What is expected ▸ Exclude the pictures, then repeat the remaining data exactly.

######

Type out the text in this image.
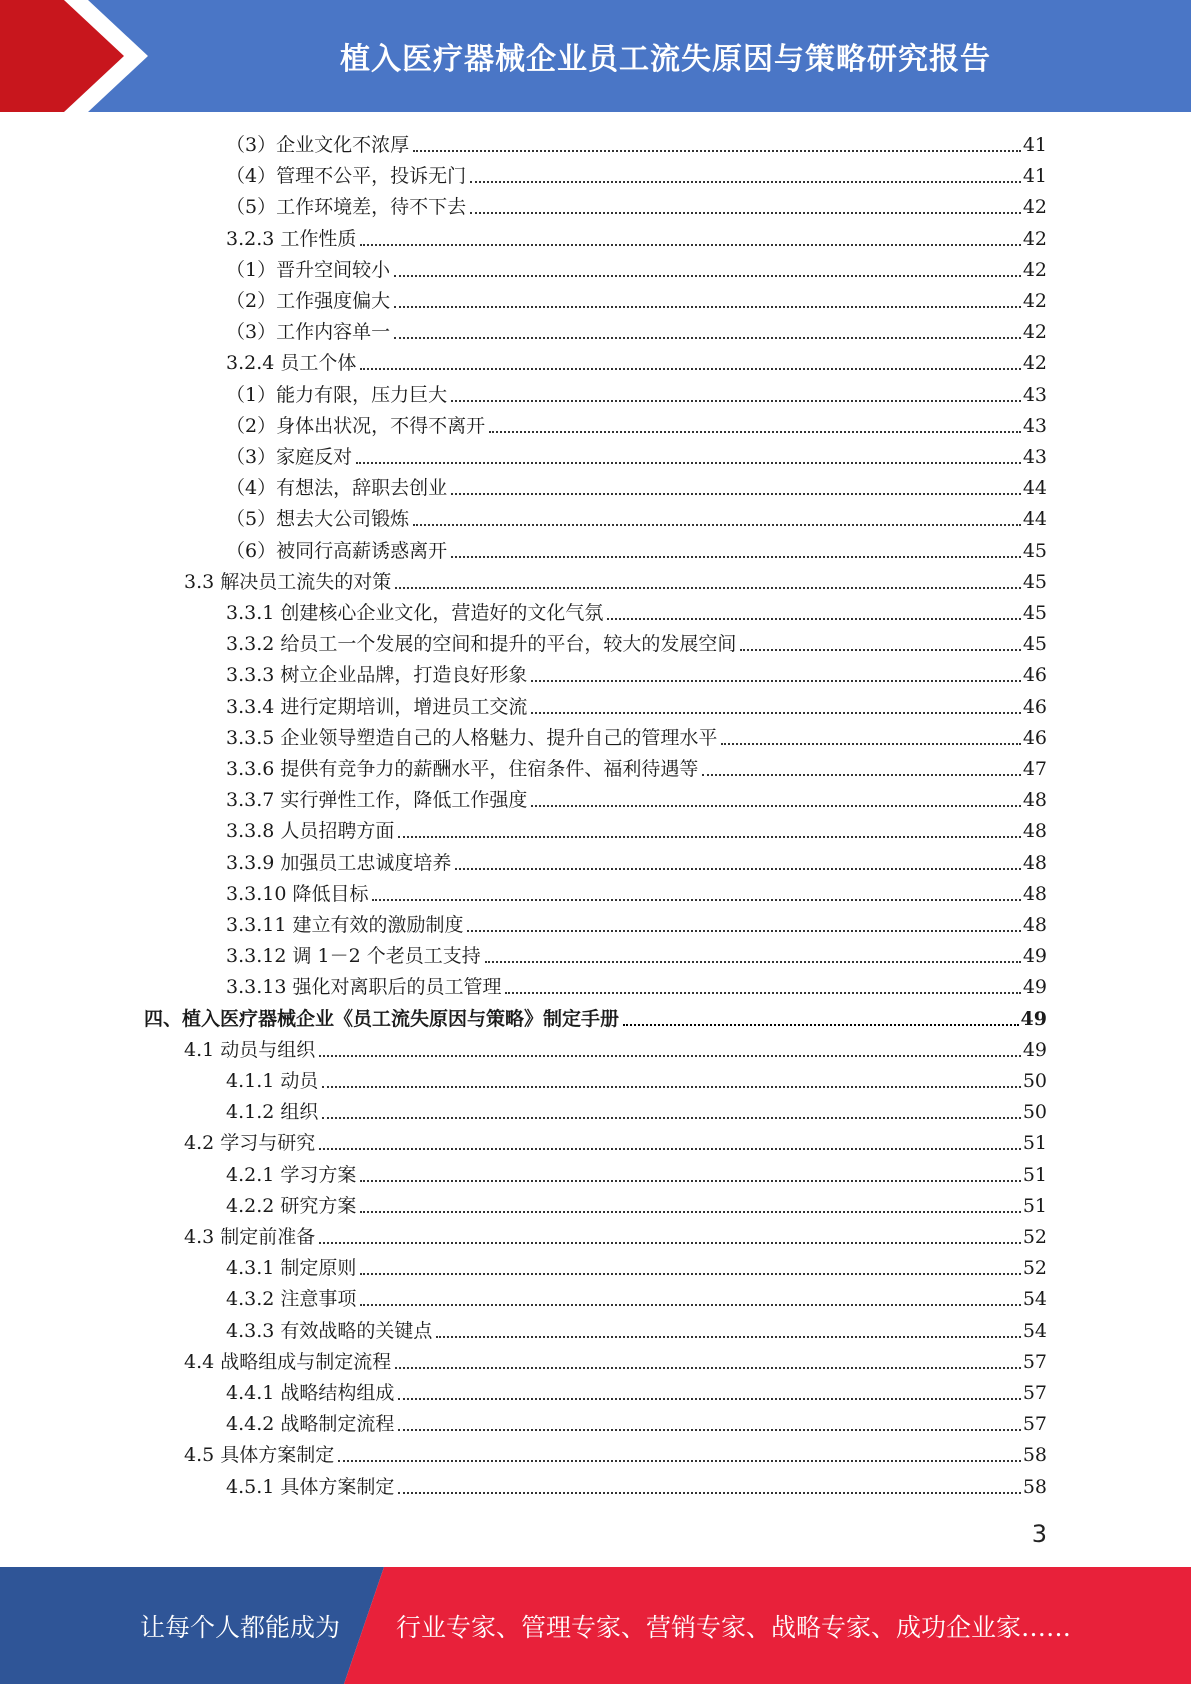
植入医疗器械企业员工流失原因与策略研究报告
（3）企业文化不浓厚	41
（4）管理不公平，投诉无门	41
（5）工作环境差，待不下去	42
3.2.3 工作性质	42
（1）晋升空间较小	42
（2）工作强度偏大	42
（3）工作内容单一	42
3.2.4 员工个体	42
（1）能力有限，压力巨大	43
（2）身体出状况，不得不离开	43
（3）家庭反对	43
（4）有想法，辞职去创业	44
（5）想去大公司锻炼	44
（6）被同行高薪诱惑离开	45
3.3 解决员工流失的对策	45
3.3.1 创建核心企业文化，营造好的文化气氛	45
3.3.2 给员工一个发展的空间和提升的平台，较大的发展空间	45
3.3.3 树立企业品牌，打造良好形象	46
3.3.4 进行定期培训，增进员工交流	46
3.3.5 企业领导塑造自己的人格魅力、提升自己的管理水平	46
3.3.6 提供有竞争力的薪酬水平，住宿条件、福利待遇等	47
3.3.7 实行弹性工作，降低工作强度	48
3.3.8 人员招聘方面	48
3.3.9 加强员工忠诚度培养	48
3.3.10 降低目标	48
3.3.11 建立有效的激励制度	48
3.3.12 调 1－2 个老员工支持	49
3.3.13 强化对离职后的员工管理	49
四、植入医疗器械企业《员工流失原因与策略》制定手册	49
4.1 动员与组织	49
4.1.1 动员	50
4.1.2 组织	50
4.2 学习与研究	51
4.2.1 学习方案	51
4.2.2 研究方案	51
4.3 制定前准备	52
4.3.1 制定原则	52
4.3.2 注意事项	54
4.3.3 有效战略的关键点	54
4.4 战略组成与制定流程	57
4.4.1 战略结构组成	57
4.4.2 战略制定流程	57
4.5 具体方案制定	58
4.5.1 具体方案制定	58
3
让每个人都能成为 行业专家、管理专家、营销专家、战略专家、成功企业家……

######

Answer to the exercise ▸
Type out the text in this image.
植入医疗器械企业员工流失原因与策略研究报告
（3）企业文化不浓厚	41
（4）管理不公平，投诉无门	41
（5）工作环境差，待不下去	42
3.2.3 工作性质	42
（1）晋升空间较小	42
（2）工作强度偏大	42
（3）工作内容单一	42
3.2.4 员工个体	42
（1）能力有限，压力巨大	43
（2）身体出状况，不得不离开	43
（3）家庭反对	43
（4）有想法，辞职去创业	44
（5）想去大公司锻炼	44
（6）被同行高薪诱惑离开	45
3.3 解决员工流失的对策	45
3.3.1 创建核心企业文化，营造好的文化气氛	45
3.3.2 给员工一个发展的空间和提升的平台，较大的发展空间	45
3.3.3 树立企业品牌，打造良好形象	46
3.3.4 进行定期培训，增进员工交流	46
3.3.5 企业领导塑造自己的人格魅力、提升自己的管理水平	46
3.3.6 提供有竞争力的薪酬水平，住宿条件、福利待遇等	47
3.3.7 实行弹性工作，降低工作强度	48
3.3.8 人员招聘方面	48
3.3.9 加强员工忠诚度培养	48
3.3.10 降低目标	48
3.3.11 建立有效的激励制度	48
3.3.12 调 1－2 个老员工支持	49
3.3.13 强化对离职后的员工管理	49
四、植入医疗器械企业《员工流失原因与策略》制定手册	49
4.1 动员与组织	49
4.1.1 动员	50
4.1.2 组织	50
4.2 学习与研究	51
4.2.1 学习方案	51
4.2.2 研究方案	51
4.3 制定前准备	52
4.3.1 制定原则	52
4.3.2 注意事项	54
4.3.3 有效战略的关键点	54
4.4 战略组成与制定流程	57
4.4.1 战略结构组成	57
4.4.2 战略制定流程	57
4.5 具体方案制定	58
4.5.1 具体方案制定	58
3
让每个人都能成为 行业专家、管理专家、营销专家、战略专家、成功企业家……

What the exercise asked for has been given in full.